Supplied data:
|---|

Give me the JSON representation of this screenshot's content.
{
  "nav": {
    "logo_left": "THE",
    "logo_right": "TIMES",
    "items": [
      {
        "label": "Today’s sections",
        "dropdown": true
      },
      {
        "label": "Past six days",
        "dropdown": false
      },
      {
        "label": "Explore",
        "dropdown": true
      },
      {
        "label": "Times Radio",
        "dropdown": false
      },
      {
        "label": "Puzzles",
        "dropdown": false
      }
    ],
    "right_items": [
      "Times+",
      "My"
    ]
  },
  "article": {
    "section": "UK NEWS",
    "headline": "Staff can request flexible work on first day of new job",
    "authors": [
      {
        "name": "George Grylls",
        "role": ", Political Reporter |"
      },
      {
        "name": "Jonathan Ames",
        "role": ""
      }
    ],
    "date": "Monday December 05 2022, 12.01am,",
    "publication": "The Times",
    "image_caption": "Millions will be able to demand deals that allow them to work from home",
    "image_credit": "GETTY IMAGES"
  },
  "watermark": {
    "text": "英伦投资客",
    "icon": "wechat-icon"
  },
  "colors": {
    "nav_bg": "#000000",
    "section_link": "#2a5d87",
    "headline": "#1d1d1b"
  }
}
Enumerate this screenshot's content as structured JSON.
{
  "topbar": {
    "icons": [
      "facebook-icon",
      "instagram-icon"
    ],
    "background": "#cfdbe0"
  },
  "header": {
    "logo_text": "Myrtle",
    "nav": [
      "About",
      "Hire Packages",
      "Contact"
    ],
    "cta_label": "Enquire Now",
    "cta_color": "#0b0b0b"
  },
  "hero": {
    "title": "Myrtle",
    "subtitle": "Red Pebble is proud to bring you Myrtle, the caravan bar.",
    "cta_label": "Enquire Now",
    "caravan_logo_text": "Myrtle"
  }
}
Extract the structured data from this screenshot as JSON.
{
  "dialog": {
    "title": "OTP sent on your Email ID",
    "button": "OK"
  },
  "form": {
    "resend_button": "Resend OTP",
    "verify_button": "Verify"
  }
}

|---|

What you have to do:
Only the lines from the one containing "Extract the structured" to the end of the records should be repeated, exactly as they appear.

Solution to the problem:
Extract the structured data from this screenshot as JSON.
{
  "dialog": {
    "title": "OTP sent on your Email ID",
    "button": "OK"
  },
  "form": {
    "resend_button": "Resend OTP",
    "verify_button": "Verify"
  }
}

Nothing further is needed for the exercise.